- **Текст**
········
-- А затем, - пояснил мне, в третий мой арест, сидевший с нами за должностное преступление коммунист, важный чин по городской милиции, что ежели пленник пробыл в вертепе, как вы изволите выражаться, слишком долго, то отпустить его на волю уже нельзя, ибо он чересчур много видел, слышал и знает, стал не в меру выразителен и показателен... Ясно? понимаете?

-- Как не понять, когда хорошо растолкуют!

Так оно было или не так - знаю одно: даже очень фанатические, но не бесчестные коммунисты, с которыми случалось мне говорить об убийстве Мухина, не находили извинения этому злому делу и совершенно правильно определяли его - подлым.

VIII

Я шел на допрос к Урицкому с весьма разнородными чувствами. Господствующим было любопытство, царских жандармов я на своем веку навидался достаточно, но революционный -- это новость. Быть в лапах царской жандармерии для человека, 20 лет стоявшего в рядах противоцарской революции, дело привычное и естественное; но как революционер будет допрашивать революционера, хотя бы инако мыслящего, и чего он может от меня добиваться, - это я плохо себе представлял. Бояться за себя - я был уверен, что нечего. Обыск в моей квартире не мог дать опасных для меня улик. Как в старых полицейских протоколах писали: "ничего предосудительного не обнаружено". В иностранной прессе (французской и итальянской) было напечатано по поводу моего ареста, будто, предуведомленный о нем или предчувствуя его, я сжег все компрометировавшие меня бумаги. Это неправда. Я ничего не жег по той простой причине, что жечь было нечего. Я никогда не признавал и не признаю конспирации на бумаге. Мои отношения к некоторым противобольшевицким попыткам 1917 - 1918 годов были прикрыты настолько густою затушевкою, что мне даже и в голову не приходило опасение за эти тайны. Участники их, к тому же, почти все были уже либо в эмиграции, либо на белом фронте. Да и не так бы обращались и со мною в тюрьме, если бы дело было серьезно; не в таком бы тоне разговаривал обо мне Урицкий с Брешко-Брешковским. Наконец, ведь и вездесущий всезнайка, Черный Капитан, успел уже подмигнуть мне:

-- Готовьтесь на волю; вас скоро выпустят.

Но обозлить меня Урицкий сумел, еще не видя. В одну из передач с воли я получил от жены в хлебе записку, в которой она излагала свою беседу, вернее назвать, свою словесную битву с Урицким по телефону. Она добивалась точного обозначения, за что я арестован, а он уклонялся и отвечал глумлением:

-- Как же это вы - жена, а не знаете, за что ваш муж арестован? Нехорошо. Это ваше дело знать, хорошая жена должна все знать о муже...
········
- **Задания к тексту**
A - Определите, согласуются ли с текстом следующие утверждения: (i) перед арестом автор сжег все компрометировавшие его бумаги; (ii) записку от жены автор получил в хлебе; (iii) обыск в квартире автора дал опасные для него улики. Ответьте «да» или «нет» и приведите решающие слова текста.
B - Внесите в таблицу Markdown строки записей на отрезке от строки, содержащей "Point xyxy=(740,634,762,648)", до строки, содержащей "Point xyxy=(911,640,934,655)", включая обе. Назовите столбцы «Номер» и «Строка записи», а пустые строки не включайте.
········
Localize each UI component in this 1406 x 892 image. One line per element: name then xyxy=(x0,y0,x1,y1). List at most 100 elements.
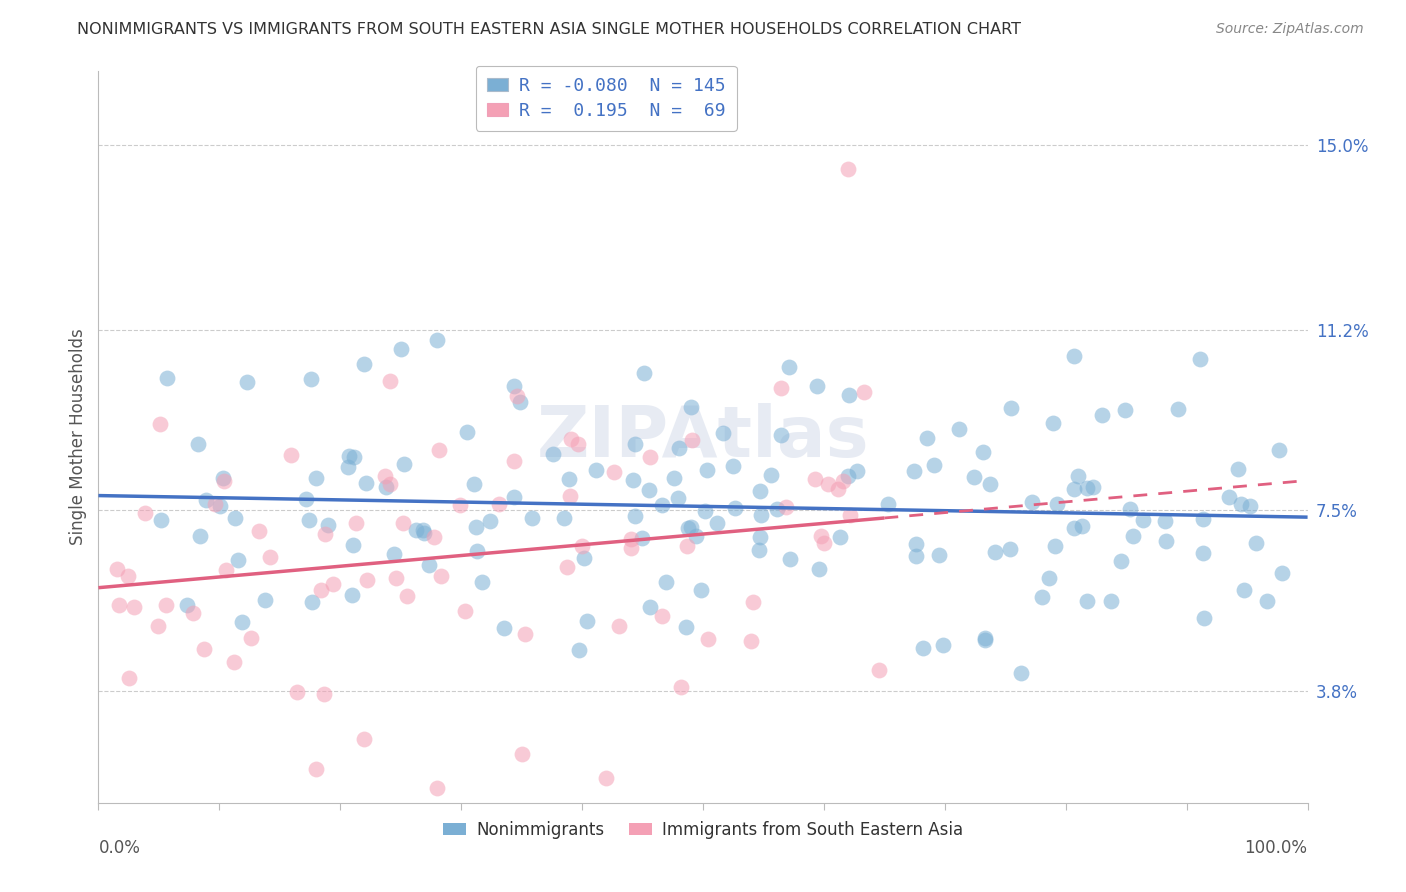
Point xyxy=(740,634,762,648)
Point xyxy=(905,549,928,564)
Point xyxy=(392,457,415,471)
Point xyxy=(181,606,204,620)
Point xyxy=(846,464,869,478)
Point xyxy=(1132,513,1154,527)
Point xyxy=(305,471,328,485)
Point xyxy=(695,504,717,518)
Point xyxy=(301,595,323,609)
Point xyxy=(1081,480,1104,494)
Point xyxy=(1226,462,1249,476)
Point xyxy=(259,549,281,564)
Point xyxy=(1153,514,1175,528)
Point xyxy=(679,520,702,534)
Y-axis label: Single Mother Households: Single Mother Households xyxy=(69,329,87,545)
Point xyxy=(295,492,318,507)
Point xyxy=(630,532,652,546)
Point xyxy=(567,436,589,450)
Point xyxy=(638,450,661,464)
Point xyxy=(427,443,450,458)
Point xyxy=(374,469,396,483)
Point xyxy=(287,685,309,699)
Point xyxy=(343,450,366,464)
Point xyxy=(711,425,734,440)
Point xyxy=(685,529,707,543)
Point xyxy=(1256,593,1278,607)
Point xyxy=(1021,495,1043,509)
Point xyxy=(668,442,690,456)
Point xyxy=(502,490,524,504)
Point xyxy=(353,357,375,371)
Point xyxy=(553,510,575,524)
Point xyxy=(806,379,828,393)
Point xyxy=(340,588,363,602)
Point xyxy=(911,640,934,655)
Point xyxy=(766,501,789,516)
Point xyxy=(215,563,238,577)
Point xyxy=(1099,593,1122,607)
Point xyxy=(675,619,697,633)
Point xyxy=(305,762,328,776)
Point xyxy=(389,343,412,357)
Point xyxy=(1154,533,1177,548)
Point xyxy=(876,497,898,511)
Point xyxy=(149,417,172,432)
Point xyxy=(505,389,527,403)
Point xyxy=(638,600,661,615)
Point xyxy=(690,582,713,597)
Point xyxy=(122,599,145,614)
Point xyxy=(852,385,875,400)
Point xyxy=(666,491,689,506)
Point xyxy=(607,619,630,633)
Point xyxy=(706,516,728,530)
Point xyxy=(696,632,718,646)
Point xyxy=(721,459,744,474)
Point xyxy=(456,425,478,440)
Point xyxy=(868,663,890,677)
Point xyxy=(1192,545,1215,559)
Point xyxy=(492,621,515,635)
Point xyxy=(378,374,401,388)
Point xyxy=(212,474,235,488)
Legend: Nonimmigrants, Immigrants from South Eastern Asia: Nonimmigrants, Immigrants from South Eas… xyxy=(436,814,970,846)
Point xyxy=(342,538,364,552)
Point xyxy=(224,510,246,524)
Point xyxy=(575,614,598,628)
Point xyxy=(1233,583,1256,598)
Point xyxy=(374,480,396,494)
Point xyxy=(778,360,800,375)
Point xyxy=(1042,416,1064,430)
Point xyxy=(188,529,211,543)
Text: NONIMMIGRANTS VS IMMIGRANTS FROM SOUTH EASTERN ASIA SINGLE MOTHER HOUSEHOLDS COR: NONIMMIGRANTS VS IMMIGRANTS FROM SOUTH E… xyxy=(77,22,1021,37)
Point xyxy=(1038,571,1060,585)
Point xyxy=(655,575,678,590)
Point xyxy=(1239,499,1261,513)
Point xyxy=(831,474,853,488)
Point xyxy=(488,497,510,511)
Point xyxy=(1000,401,1022,415)
Point xyxy=(176,599,198,613)
Point xyxy=(418,558,440,572)
Point xyxy=(134,506,156,520)
Point xyxy=(235,375,257,389)
Point xyxy=(344,516,367,531)
Point xyxy=(299,372,322,386)
Point xyxy=(280,448,302,462)
Text: 100.0%: 100.0% xyxy=(1244,839,1308,857)
Point xyxy=(454,605,477,619)
Point xyxy=(723,501,745,516)
Point xyxy=(463,476,485,491)
Point xyxy=(1119,501,1142,516)
Point xyxy=(465,543,488,558)
Point xyxy=(748,483,770,498)
Point xyxy=(571,539,593,553)
Point xyxy=(620,541,643,555)
Point xyxy=(574,551,596,566)
Point xyxy=(637,483,659,497)
Point xyxy=(187,437,209,451)
Point xyxy=(662,471,685,485)
Point xyxy=(932,638,955,652)
Point xyxy=(769,428,792,442)
Point xyxy=(471,575,494,590)
Point xyxy=(354,475,377,490)
Point xyxy=(1189,352,1212,367)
········
- **Ответы**
A -
(i) Нет: «Я ничего не жег по той простой причине, что жечь было нечего».
(ii) Да: «В одну из передач с воли я получил от жены в хлебе записку».
(iii) Нет: «Обыск в моей квартире не мог дать опасных для меня улик».

B -
| Номер | Строка записи |
|---|---|
| 1 | Point xyxy=(740,634,762,648) |
| 2 | Point xyxy=(905,549,928,564) |
| 3 | Point xyxy=(392,457,415,471) |
| 4 | Point xyxy=(181,606,204,620) |
| 5 | Point xyxy=(846,464,869,478) |
| 6 | Point xyxy=(1132,513,1154,527) |
| 7 | Point xyxy=(305,471,328,485) |
| 8 | Point xyxy=(695,504,717,518) |
| 9 | Point xyxy=(301,595,323,609) |
| 10 | Point xyxy=(1081,480,1104,494) |
| 11 | Point xyxy=(1226,462,1249,476) |
| 12 | Point xyxy=(259,549,281,564) |
| 13 | Point xyxy=(1153,514,1175,528) |
| 14 | Point xyxy=(679,520,702,534) |
| 15 | Y-axis label: Single Mother Households: Single Mother Households xyxy=(69,329,87,545) |
| 16 | Point xyxy=(295,492,318,507) |
| 17 | Point xyxy=(630,532,652,546) |
| 18 | Point xyxy=(567,436,589,450) |
| 19 | Point xyxy=(638,450,661,464) |
| 20 | Point xyxy=(427,443,450,458) |
| 21 | Point xyxy=(374,469,396,483) |
| 22 | Point xyxy=(287,685,309,699) |
| 23 | Point xyxy=(343,450,366,464) |
| 24 | Point xyxy=(711,425,734,440) |
| 25 | Point xyxy=(685,529,707,543) |
| 26 | Point xyxy=(1256,593,1278,607) |
| 27 | Point xyxy=(1021,495,1043,509) |
| 28 | Point xyxy=(668,442,690,456) |
| 29 | Point xyxy=(502,490,524,504) |
| 30 | Point xyxy=(353,357,375,371) |
| 31 | Point xyxy=(553,510,575,524) |
| 32 | Point xyxy=(806,379,828,393) |
| 33 | Point xyxy=(340,588,363,602) |
| 34 | Point xyxy=(911,640,934,655) |